*EXERCISE REQUIREMENTS*: Repeat what the lines below say, word for word, and skip every image.

*EXTRACTED INFORMATION*:
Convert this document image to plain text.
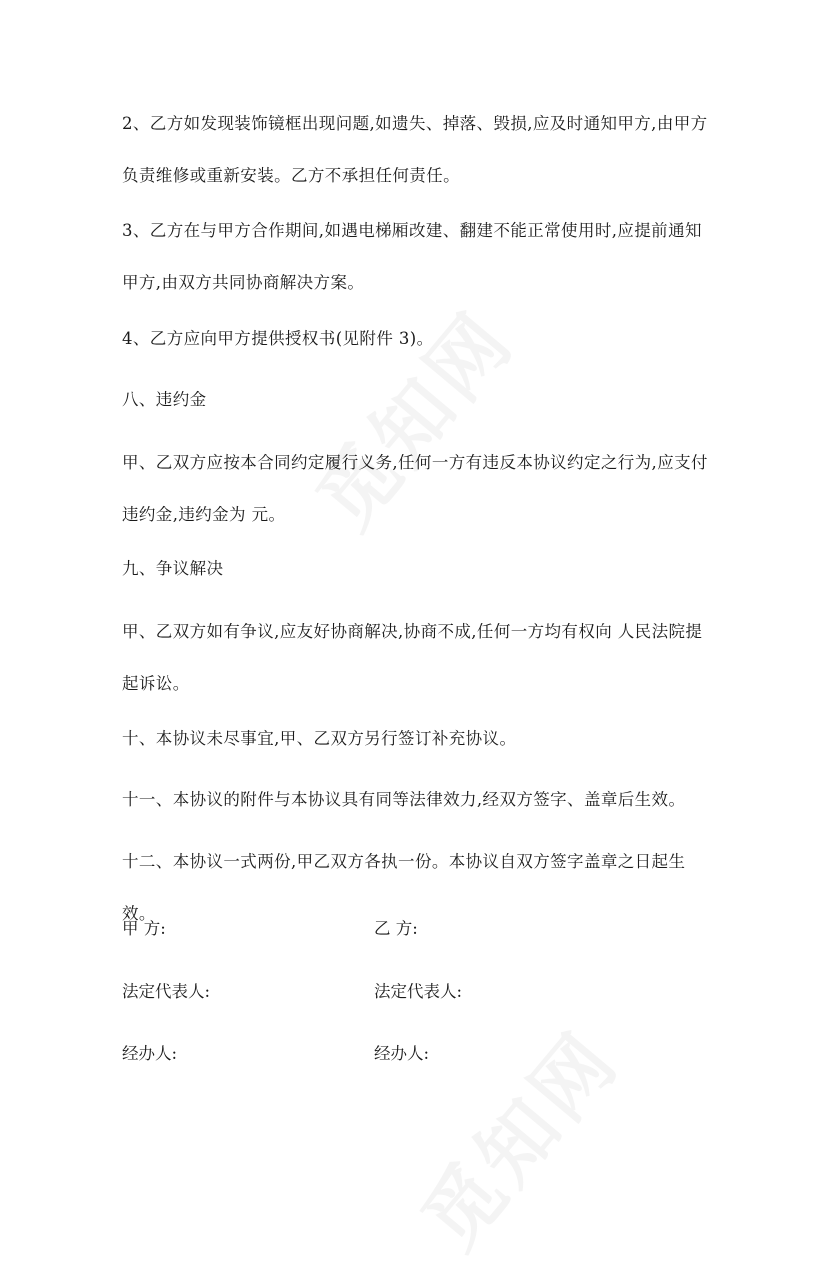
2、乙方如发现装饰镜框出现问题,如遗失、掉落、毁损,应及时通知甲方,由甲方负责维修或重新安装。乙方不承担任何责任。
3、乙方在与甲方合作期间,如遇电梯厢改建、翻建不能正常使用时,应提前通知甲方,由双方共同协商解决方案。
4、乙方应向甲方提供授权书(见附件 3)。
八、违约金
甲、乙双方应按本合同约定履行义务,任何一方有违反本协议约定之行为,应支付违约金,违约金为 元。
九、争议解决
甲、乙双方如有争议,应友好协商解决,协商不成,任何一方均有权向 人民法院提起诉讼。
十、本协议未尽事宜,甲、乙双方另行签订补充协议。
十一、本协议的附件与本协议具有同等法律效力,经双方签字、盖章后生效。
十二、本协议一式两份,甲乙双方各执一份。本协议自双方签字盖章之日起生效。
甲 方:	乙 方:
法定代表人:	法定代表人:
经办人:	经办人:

*ANSWER TO THIS TASK*:
Convert this document image to plain text.
2、乙方如发现装饰镜框出现问题,如遗失、掉落、毁损,应及时通知甲方,由甲方负责维修或重新安装。乙方不承担任何责任。
3、乙方在与甲方合作期间,如遇电梯厢改建、翻建不能正常使用时,应提前通知甲方,由双方共同协商解决方案。
4、乙方应向甲方提供授权书(见附件 3)。
八、违约金
甲、乙双方应按本合同约定履行义务,任何一方有违反本协议约定之行为,应支付违约金,违约金为 元。
九、争议解决
甲、乙双方如有争议,应友好协商解决,协商不成,任何一方均有权向 人民法院提起诉讼。
十、本协议未尽事宜,甲、乙双方另行签订补充协议。
十一、本协议的附件与本协议具有同等法律效力,经双方签字、盖章后生效。
十二、本协议一式两份,甲乙双方各执一份。本协议自双方签字盖章之日起生效。
甲 方:	乙 方:
法定代表人:	法定代表人:
经办人:	经办人:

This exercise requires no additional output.